* _Goal_
Reproduce the items below word for word, starting at the line that has "What elements are" and ending after the line that has "academic-calendar-panel: CALENDÁRIO ACADÊMICO".

* _Provided records_

======

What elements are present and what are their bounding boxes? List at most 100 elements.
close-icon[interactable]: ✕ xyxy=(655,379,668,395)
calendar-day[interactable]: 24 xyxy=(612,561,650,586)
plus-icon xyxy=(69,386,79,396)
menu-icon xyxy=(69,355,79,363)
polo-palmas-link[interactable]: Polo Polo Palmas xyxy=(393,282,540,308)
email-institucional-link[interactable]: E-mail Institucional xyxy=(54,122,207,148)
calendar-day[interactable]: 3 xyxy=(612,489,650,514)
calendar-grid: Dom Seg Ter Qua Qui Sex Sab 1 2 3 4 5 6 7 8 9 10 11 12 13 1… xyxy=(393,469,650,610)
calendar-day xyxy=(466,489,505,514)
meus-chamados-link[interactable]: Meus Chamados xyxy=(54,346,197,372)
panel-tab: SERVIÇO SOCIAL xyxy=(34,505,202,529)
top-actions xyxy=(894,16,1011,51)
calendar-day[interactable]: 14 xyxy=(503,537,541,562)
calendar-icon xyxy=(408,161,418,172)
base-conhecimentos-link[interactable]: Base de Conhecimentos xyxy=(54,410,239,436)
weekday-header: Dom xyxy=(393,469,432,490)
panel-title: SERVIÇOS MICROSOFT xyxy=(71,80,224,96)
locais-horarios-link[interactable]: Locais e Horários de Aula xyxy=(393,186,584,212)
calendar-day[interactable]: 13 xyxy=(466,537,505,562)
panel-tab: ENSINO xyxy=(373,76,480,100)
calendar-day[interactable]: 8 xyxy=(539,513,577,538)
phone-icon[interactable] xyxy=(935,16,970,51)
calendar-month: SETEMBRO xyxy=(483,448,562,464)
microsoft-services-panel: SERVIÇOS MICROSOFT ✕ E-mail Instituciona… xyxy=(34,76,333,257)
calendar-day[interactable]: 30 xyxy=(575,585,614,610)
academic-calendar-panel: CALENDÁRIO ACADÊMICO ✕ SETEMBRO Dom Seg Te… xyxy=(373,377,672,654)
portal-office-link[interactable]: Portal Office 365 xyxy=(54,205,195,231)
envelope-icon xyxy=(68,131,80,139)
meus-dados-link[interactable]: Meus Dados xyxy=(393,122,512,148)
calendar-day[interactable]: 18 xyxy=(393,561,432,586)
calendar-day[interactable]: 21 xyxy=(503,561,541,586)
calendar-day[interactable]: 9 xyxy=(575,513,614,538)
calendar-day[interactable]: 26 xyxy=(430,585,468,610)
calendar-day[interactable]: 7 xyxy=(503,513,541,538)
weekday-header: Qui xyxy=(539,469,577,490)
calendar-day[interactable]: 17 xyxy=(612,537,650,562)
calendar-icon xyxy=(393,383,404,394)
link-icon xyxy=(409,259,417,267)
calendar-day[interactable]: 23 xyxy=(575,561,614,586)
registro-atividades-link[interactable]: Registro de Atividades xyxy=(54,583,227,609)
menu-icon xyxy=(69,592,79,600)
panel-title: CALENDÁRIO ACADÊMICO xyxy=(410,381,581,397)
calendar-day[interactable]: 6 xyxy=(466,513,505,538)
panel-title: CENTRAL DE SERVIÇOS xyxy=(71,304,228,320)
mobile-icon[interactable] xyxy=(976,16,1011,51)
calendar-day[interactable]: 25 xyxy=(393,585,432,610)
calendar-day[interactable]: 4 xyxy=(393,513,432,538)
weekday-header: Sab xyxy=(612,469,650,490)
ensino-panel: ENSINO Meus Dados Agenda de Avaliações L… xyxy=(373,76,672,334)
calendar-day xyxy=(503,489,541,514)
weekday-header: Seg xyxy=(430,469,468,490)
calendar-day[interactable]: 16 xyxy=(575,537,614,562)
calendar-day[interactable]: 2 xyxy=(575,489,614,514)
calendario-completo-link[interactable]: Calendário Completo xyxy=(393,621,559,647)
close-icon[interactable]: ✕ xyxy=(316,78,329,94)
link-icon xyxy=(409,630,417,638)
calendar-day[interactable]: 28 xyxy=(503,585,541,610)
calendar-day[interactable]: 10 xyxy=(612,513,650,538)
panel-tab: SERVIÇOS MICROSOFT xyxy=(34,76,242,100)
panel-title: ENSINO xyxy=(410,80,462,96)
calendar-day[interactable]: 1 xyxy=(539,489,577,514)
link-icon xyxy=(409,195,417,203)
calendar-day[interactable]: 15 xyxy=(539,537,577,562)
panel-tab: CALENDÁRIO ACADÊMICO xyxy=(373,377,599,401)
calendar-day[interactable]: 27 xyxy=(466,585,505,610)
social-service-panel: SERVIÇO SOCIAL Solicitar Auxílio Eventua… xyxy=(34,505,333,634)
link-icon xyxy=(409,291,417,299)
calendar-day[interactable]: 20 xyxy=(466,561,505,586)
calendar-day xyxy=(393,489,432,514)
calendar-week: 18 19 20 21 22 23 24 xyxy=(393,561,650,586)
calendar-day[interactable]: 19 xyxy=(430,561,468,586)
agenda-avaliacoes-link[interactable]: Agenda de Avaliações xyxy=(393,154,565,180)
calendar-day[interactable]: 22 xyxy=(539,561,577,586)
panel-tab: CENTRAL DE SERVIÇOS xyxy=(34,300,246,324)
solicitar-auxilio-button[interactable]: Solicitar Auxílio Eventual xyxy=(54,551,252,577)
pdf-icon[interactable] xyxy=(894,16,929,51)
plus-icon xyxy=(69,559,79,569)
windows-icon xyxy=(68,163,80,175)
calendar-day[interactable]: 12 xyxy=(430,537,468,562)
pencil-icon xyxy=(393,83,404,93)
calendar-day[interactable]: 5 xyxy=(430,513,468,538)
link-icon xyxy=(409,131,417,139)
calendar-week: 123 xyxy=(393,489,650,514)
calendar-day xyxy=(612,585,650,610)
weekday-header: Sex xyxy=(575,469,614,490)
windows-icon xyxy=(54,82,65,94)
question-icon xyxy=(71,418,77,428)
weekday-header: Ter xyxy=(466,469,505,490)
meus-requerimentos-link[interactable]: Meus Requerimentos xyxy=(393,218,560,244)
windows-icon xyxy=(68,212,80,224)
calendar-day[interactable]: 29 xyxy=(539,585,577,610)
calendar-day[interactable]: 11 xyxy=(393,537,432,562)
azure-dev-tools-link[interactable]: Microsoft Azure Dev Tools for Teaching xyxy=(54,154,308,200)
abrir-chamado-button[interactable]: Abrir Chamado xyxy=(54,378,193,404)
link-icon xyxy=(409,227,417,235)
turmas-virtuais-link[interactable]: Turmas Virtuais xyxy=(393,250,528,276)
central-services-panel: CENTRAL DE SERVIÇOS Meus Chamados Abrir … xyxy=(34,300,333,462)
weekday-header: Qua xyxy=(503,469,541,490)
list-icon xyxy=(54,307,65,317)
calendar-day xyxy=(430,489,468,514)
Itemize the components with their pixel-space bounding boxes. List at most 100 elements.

======

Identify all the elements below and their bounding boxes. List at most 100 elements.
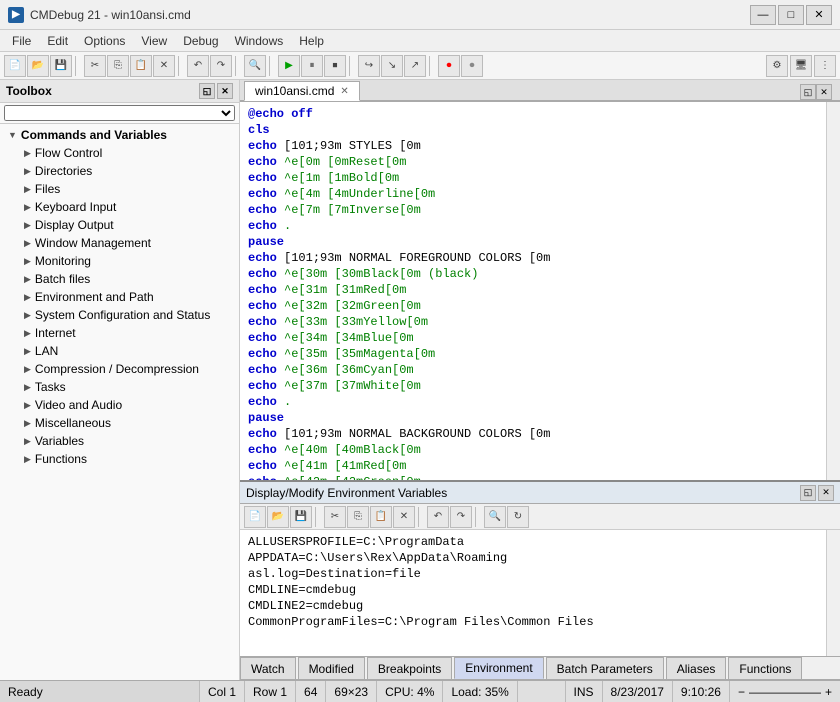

======

* _Response_
What elements are present and what are their bounding boxes? List at most 100 elements.
close-icon[interactable]: ✕ xyxy=(655,379,668,395)
calendar-day[interactable]: 24 xyxy=(612,561,650,586)
plus-icon xyxy=(69,386,79,396)
menu-icon xyxy=(69,355,79,363)
polo-palmas-link[interactable]: Polo Polo Palmas xyxy=(393,282,540,308)
email-institucional-link[interactable]: E-mail Institucional xyxy=(54,122,207,148)
calendar-day[interactable]: 3 xyxy=(612,489,650,514)
calendar-grid: Dom Seg Ter Qua Qui Sex Sab 1 2 3 4 5 6 7 8 9 10 11 12 13 1… xyxy=(393,469,650,610)
calendar-day xyxy=(466,489,505,514)
meus-chamados-link[interactable]: Meus Chamados xyxy=(54,346,197,372)
panel-tab: SERVIÇO SOCIAL xyxy=(34,505,202,529)
top-actions xyxy=(894,16,1011,51)
calendar-day[interactable]: 14 xyxy=(503,537,541,562)
calendar-icon xyxy=(408,161,418,172)
base-conhecimentos-link[interactable]: Base de Conhecimentos xyxy=(54,410,239,436)
weekday-header: Dom xyxy=(393,469,432,490)
panel-title: SERVIÇOS MICROSOFT xyxy=(71,80,224,96)
locais-horarios-link[interactable]: Locais e Horários de Aula xyxy=(393,186,584,212)
calendar-day[interactable]: 13 xyxy=(466,537,505,562)
panel-tab: ENSINO xyxy=(373,76,480,100)
calendar-day[interactable]: 8 xyxy=(539,513,577,538)
phone-icon[interactable] xyxy=(935,16,970,51)
calendar-month: SETEMBRO xyxy=(483,448,562,464)
microsoft-services-panel: SERVIÇOS MICROSOFT ✕ E-mail Instituciona… xyxy=(34,76,333,257)
calendar-day[interactable]: 30 xyxy=(575,585,614,610)
academic-calendar-panel: CALENDÁRIO ACADÊMICO ✕ SETEMBRO Dom Seg Te… xyxy=(373,377,672,654)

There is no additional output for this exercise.